### SET TASK
Write out each line from the data below that includes the word "loaded".

━━━ DATA FOR THIS EXERCISE ━━━

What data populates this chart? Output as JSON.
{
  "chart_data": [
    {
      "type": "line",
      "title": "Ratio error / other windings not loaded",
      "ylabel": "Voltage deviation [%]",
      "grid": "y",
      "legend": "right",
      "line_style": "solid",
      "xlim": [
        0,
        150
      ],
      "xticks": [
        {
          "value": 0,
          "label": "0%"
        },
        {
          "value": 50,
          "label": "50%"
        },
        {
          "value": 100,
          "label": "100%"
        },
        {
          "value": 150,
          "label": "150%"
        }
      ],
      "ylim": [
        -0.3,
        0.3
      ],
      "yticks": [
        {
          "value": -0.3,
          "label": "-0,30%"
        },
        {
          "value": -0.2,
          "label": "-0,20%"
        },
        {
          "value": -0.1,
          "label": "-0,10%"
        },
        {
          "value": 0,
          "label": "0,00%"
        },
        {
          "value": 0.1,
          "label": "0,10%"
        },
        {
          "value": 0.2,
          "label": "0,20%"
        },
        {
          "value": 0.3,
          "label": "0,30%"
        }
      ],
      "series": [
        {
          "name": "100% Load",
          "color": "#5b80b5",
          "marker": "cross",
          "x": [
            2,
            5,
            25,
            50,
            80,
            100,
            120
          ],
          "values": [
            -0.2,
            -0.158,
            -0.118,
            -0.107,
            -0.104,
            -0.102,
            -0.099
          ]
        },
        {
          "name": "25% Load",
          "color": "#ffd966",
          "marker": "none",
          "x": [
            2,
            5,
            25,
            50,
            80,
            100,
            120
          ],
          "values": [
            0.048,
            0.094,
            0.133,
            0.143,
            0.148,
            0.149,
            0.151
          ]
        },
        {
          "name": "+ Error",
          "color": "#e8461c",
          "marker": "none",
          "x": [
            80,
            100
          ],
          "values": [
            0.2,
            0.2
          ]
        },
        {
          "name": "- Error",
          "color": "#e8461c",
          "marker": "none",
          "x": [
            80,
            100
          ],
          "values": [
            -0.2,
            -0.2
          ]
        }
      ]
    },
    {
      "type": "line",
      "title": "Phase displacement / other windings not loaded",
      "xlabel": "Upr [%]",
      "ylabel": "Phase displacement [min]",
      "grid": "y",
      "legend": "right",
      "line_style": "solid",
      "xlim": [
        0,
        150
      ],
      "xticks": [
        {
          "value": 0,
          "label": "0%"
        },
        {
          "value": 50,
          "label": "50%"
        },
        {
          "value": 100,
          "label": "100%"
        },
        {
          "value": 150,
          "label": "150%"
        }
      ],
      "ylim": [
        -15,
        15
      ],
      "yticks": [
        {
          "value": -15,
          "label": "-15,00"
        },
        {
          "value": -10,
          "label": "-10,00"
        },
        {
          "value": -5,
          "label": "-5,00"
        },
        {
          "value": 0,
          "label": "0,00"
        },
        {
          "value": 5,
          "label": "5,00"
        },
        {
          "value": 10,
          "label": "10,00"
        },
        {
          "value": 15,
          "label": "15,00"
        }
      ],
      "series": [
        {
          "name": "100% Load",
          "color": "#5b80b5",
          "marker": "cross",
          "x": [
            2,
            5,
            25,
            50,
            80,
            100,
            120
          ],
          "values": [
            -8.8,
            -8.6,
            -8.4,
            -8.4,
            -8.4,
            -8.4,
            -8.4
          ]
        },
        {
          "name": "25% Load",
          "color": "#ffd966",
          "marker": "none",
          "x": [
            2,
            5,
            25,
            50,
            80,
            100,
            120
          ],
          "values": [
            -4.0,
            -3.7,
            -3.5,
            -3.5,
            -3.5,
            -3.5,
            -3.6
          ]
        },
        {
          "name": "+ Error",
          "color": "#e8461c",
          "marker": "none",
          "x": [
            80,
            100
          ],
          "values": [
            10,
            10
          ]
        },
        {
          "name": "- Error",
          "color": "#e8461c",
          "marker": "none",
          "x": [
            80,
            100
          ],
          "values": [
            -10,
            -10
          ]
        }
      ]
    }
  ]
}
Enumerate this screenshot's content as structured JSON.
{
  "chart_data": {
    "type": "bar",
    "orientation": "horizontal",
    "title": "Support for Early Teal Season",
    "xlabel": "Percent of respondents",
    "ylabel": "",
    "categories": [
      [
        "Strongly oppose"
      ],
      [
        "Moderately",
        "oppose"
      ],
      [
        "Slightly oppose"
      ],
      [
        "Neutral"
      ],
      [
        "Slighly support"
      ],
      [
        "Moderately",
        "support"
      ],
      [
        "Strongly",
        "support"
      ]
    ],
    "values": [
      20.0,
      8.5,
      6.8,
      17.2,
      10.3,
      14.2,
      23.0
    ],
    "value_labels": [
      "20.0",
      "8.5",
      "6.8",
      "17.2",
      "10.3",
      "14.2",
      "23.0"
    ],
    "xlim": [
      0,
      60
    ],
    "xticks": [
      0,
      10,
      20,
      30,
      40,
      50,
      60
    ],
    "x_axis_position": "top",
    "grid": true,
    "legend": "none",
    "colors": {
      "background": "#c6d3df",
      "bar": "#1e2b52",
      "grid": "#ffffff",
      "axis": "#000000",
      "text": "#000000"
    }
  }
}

━━━

### FINAL ANSWER
      "title": "Ratio error / other windings not loaded",
      "title": "Phase displacement / other windings not loaded",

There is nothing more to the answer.